══ Material to process ══

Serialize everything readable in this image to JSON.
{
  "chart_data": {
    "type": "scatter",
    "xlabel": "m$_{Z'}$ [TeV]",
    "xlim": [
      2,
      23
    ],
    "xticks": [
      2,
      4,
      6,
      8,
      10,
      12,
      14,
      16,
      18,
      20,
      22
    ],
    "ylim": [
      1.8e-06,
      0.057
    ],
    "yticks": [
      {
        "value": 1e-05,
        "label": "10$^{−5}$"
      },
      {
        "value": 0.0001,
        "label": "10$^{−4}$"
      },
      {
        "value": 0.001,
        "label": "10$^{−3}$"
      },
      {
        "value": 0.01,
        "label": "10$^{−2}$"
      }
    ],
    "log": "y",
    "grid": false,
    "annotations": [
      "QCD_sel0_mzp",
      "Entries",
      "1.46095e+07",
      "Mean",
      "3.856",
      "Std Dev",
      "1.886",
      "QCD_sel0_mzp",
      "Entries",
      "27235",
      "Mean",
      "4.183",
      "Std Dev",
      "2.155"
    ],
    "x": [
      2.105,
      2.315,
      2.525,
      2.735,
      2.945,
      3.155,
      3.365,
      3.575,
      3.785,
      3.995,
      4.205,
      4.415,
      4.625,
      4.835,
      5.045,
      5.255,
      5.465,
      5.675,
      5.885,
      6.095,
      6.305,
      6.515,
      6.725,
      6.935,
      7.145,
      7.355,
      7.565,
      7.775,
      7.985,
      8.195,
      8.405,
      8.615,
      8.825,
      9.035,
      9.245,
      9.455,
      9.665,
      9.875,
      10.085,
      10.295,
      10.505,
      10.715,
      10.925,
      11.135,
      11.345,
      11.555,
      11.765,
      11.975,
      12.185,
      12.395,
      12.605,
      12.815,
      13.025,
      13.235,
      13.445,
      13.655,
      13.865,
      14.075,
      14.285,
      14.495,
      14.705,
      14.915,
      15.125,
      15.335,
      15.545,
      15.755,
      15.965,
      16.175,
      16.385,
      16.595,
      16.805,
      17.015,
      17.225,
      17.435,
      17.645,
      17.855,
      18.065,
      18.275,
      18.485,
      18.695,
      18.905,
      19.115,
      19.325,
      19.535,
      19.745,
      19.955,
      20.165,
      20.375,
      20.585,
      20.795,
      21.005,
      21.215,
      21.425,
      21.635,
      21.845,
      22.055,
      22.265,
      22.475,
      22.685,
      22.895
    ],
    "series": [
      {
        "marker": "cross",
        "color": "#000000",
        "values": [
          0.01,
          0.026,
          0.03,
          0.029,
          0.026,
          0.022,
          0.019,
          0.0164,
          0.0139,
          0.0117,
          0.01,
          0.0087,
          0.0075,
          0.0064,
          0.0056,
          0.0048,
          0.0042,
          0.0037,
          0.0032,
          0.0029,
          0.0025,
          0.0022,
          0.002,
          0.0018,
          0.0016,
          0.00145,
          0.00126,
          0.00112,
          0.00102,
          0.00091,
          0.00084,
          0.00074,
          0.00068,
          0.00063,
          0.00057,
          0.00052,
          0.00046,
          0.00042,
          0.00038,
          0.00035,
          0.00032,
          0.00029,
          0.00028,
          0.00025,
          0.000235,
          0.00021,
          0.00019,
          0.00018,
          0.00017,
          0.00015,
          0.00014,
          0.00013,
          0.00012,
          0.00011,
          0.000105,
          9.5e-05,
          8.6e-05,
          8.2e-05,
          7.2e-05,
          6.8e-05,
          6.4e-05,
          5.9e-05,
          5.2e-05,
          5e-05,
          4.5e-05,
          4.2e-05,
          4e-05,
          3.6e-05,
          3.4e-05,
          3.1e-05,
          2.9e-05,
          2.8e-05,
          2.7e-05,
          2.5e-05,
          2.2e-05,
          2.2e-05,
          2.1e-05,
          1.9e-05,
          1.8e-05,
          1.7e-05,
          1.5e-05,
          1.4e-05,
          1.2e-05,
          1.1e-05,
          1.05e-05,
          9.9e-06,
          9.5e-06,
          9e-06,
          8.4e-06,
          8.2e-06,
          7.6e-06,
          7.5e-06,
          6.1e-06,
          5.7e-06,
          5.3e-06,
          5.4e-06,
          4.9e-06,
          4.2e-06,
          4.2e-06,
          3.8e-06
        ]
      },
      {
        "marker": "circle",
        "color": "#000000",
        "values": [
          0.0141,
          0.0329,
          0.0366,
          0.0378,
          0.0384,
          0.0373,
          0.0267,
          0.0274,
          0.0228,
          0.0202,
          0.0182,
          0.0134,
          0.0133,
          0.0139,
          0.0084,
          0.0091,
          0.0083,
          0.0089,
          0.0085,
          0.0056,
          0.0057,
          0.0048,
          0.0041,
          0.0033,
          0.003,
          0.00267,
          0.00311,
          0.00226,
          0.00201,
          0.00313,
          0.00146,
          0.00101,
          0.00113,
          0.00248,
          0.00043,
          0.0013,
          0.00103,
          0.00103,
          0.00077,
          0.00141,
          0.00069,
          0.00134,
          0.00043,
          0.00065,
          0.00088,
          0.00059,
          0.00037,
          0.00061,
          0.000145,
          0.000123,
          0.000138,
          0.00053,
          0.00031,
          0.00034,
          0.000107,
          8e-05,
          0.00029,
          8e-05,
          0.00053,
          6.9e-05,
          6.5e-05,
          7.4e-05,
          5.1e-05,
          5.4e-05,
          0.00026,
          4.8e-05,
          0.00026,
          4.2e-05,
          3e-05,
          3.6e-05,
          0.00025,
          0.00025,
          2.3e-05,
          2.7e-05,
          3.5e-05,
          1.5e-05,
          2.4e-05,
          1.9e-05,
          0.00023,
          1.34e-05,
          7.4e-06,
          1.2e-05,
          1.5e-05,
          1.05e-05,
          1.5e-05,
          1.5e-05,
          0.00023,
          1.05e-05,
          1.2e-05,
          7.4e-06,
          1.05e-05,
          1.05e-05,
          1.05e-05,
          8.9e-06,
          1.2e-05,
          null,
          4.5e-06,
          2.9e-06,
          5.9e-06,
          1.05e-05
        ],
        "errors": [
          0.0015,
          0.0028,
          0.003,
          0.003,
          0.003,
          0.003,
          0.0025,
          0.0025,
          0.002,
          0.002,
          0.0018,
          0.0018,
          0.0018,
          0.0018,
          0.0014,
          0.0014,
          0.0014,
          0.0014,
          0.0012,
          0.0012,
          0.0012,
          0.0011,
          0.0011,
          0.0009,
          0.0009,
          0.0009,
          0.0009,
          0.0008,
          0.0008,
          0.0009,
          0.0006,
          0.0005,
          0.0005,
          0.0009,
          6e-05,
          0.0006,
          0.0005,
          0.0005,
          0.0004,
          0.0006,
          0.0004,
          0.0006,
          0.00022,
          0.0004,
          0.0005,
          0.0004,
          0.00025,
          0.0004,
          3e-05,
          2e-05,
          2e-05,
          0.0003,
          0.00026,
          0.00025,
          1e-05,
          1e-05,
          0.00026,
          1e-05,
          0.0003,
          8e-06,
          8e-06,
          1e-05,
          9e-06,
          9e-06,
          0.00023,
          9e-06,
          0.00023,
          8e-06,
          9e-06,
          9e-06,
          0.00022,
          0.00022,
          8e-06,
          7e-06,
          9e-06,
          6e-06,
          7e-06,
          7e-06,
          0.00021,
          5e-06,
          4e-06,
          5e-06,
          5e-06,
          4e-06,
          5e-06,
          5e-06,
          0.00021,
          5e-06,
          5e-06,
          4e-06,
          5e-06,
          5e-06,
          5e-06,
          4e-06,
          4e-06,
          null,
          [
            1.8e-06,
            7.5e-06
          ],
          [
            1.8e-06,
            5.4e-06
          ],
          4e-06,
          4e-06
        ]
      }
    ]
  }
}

═══

Your task —
Repeat the listing exactly, from its first line to its last.

Result of the task —
Serialize everything readable in this image to JSON.
{
  "chart_data": {
    "type": "scatter",
    "xlabel": "m$_{Z'}$ [TeV]",
    "xlim": [
      2,
      23
    ],
    "xticks": [
      2,
      4,
      6,
      8,
      10,
      12,
      14,
      16,
      18,
      20,
      22
    ],
    "ylim": [
      1.8e-06,
      0.057
    ],
    "yticks": [
      {
        "value": 1e-05,
        "label": "10$^{−5}$"
      },
      {
        "value": 0.0001,
        "label": "10$^{−4}$"
      },
      {
        "value": 0.001,
        "label": "10$^{−3}$"
      },
      {
        "value": 0.01,
        "label": "10$^{−2}$"
      }
    ],
    "log": "y",
    "grid": false,
    "annotations": [
      "QCD_sel0_mzp",
      "Entries",
      "1.46095e+07",
      "Mean",
      "3.856",
      "Std Dev",
      "1.886",
      "QCD_sel0_mzp",
      "Entries",
      "27235",
      "Mean",
      "4.183",
      "Std Dev",
      "2.155"
    ],
    "x": [
      2.105,
      2.315,
      2.525,
      2.735,
      2.945,
      3.155,
      3.365,
      3.575,
      3.785,
      3.995,
      4.205,
      4.415,
      4.625,
      4.835,
      5.045,
      5.255,
      5.465,
      5.675,
      5.885,
      6.095,
      6.305,
      6.515,
      6.725,
      6.935,
      7.145,
      7.355,
      7.565,
      7.775,
      7.985,
      8.195,
      8.405,
      8.615,
      8.825,
      9.035,
      9.245,
      9.455,
      9.665,
      9.875,
      10.085,
      10.295,
      10.505,
      10.715,
      10.925,
      11.135,
      11.345,
      11.555,
      11.765,
      11.975,
      12.185,
      12.395,
      12.605,
      12.815,
      13.025,
      13.235,
      13.445,
      13.655,
      13.865,
      14.075,
      14.285,
      14.495,
      14.705,
      14.915,
      15.125,
      15.335,
      15.545,
      15.755,
      15.965,
      16.175,
      16.385,
      16.595,
      16.805,
      17.015,
      17.225,
      17.435,
      17.645,
      17.855,
      18.065,
      18.275,
      18.485,
      18.695,
      18.905,
      19.115,
      19.325,
      19.535,
      19.745,
      19.955,
      20.165,
      20.375,
      20.585,
      20.795,
      21.005,
      21.215,
      21.425,
      21.635,
      21.845,
      22.055,
      22.265,
      22.475,
      22.685,
      22.895
    ],
    "series": [
      {
        "marker": "cross",
        "color": "#000000",
        "values": [
          0.01,
          0.026,
          0.03,
          0.029,
          0.026,
          0.022,
          0.019,
          0.0164,
          0.0139,
          0.0117,
          0.01,
          0.0087,
          0.0075,
          0.0064,
          0.0056,
          0.0048,
          0.0042,
          0.0037,
          0.0032,
          0.0029,
          0.0025,
          0.0022,
          0.002,
          0.0018,
          0.0016,
          0.00145,
          0.00126,
          0.00112,
          0.00102,
          0.00091,
          0.00084,
          0.00074,
          0.00068,
          0.00063,
          0.00057,
          0.00052,
          0.00046,
          0.00042,
          0.00038,
          0.00035,
          0.00032,
          0.00029,
          0.00028,
          0.00025,
          0.000235,
          0.00021,
          0.00019,
          0.00018,
          0.00017,
          0.00015,
          0.00014,
          0.00013,
          0.00012,
          0.00011,
          0.000105,
          9.5e-05,
          8.6e-05,
          8.2e-05,
          7.2e-05,
          6.8e-05,
          6.4e-05,
          5.9e-05,
          5.2e-05,
          5e-05,
          4.5e-05,
          4.2e-05,
          4e-05,
          3.6e-05,
          3.4e-05,
          3.1e-05,
          2.9e-05,
          2.8e-05,
          2.7e-05,
          2.5e-05,
          2.2e-05,
          2.2e-05,
          2.1e-05,
          1.9e-05,
          1.8e-05,
          1.7e-05,
          1.5e-05,
          1.4e-05,
          1.2e-05,
          1.1e-05,
          1.05e-05,
          9.9e-06,
          9.5e-06,
          9e-06,
          8.4e-06,
          8.2e-06,
          7.6e-06,
          7.5e-06,
          6.1e-06,
          5.7e-06,
          5.3e-06,
          5.4e-06,
          4.9e-06,
          4.2e-06,
          4.2e-06,
          3.8e-06
        ]
      },
      {
        "marker": "circle",
        "color": "#000000",
        "values": [
          0.0141,
          0.0329,
          0.0366,
          0.0378,
          0.0384,
          0.0373,
          0.0267,
          0.0274,
          0.0228,
          0.0202,
          0.0182,
          0.0134,
          0.0133,
          0.0139,
          0.0084,
          0.0091,
          0.0083,
          0.0089,
          0.0085,
          0.0056,
          0.0057,
          0.0048,
          0.0041,
          0.0033,
          0.003,
          0.00267,
          0.00311,
          0.00226,
          0.00201,
          0.00313,
          0.00146,
          0.00101,
          0.00113,
          0.00248,
          0.00043,
          0.0013,
          0.00103,
          0.00103,
          0.00077,
          0.00141,
          0.00069,
          0.00134,
          0.00043,
          0.00065,
          0.00088,
          0.00059,
          0.00037,
          0.00061,
          0.000145,
          0.000123,
          0.000138,
          0.00053,
          0.00031,
          0.00034,
          0.000107,
          8e-05,
          0.00029,
          8e-05,
          0.00053,
          6.9e-05,
          6.5e-05,
          7.4e-05,
          5.1e-05,
          5.4e-05,
          0.00026,
          4.8e-05,
          0.00026,
          4.2e-05,
          3e-05,
          3.6e-05,
          0.00025,
          0.00025,
          2.3e-05,
          2.7e-05,
          3.5e-05,
          1.5e-05,
          2.4e-05,
          1.9e-05,
          0.00023,
          1.34e-05,
          7.4e-06,
          1.2e-05,
          1.5e-05,
          1.05e-05,
          1.5e-05,
          1.5e-05,
          0.00023,
          1.05e-05,
          1.2e-05,
          7.4e-06,
          1.05e-05,
          1.05e-05,
          1.05e-05,
          8.9e-06,
          1.2e-05,
          null,
          4.5e-06,
          2.9e-06,
          5.9e-06,
          1.05e-05
        ],
        "errors": [
          0.0015,
          0.0028,
          0.003,
          0.003,
          0.003,
          0.003,
          0.0025,
          0.0025,
          0.002,
          0.002,
          0.0018,
          0.0018,
          0.0018,
          0.0018,
          0.0014,
          0.0014,
          0.0014,
          0.0014,
          0.0012,
          0.0012,
          0.0012,
          0.0011,
          0.0011,
          0.0009,
          0.0009,
          0.0009,
          0.0009,
          0.0008,
          0.0008,
          0.0009,
          0.0006,
          0.0005,
          0.0005,
          0.0009,
          6e-05,
          0.0006,
          0.0005,
          0.0005,
          0.0004,
          0.0006,
          0.0004,
          0.0006,
          0.00022,
          0.0004,
          0.0005,
          0.0004,
          0.00025,
          0.0004,
          3e-05,
          2e-05,
          2e-05,
          0.0003,
          0.00026,
          0.00025,
          1e-05,
          1e-05,
          0.00026,
          1e-05,
          0.0003,
          8e-06,
          8e-06,
          1e-05,
          9e-06,
          9e-06,
          0.00023,
          9e-06,
          0.00023,
          8e-06,
          9e-06,
          9e-06,
          0.00022,
          0.00022,
          8e-06,
          7e-06,
          9e-06,
          6e-06,
          7e-06,
          7e-06,
          0.00021,
          5e-06,
          4e-06,
          5e-06,
          5e-06,
          4e-06,
          5e-06,
          5e-06,
          0.00021,
          5e-06,
          5e-06,
          4e-06,
          5e-06,
          5e-06,
          5e-06,
          4e-06,
          4e-06,
          null,
          [
            1.8e-06,
            7.5e-06
          ],
          [
            1.8e-06,
            5.4e-06
          ],
          4e-06,
          4e-06
        ]
      }
    ]
  }
}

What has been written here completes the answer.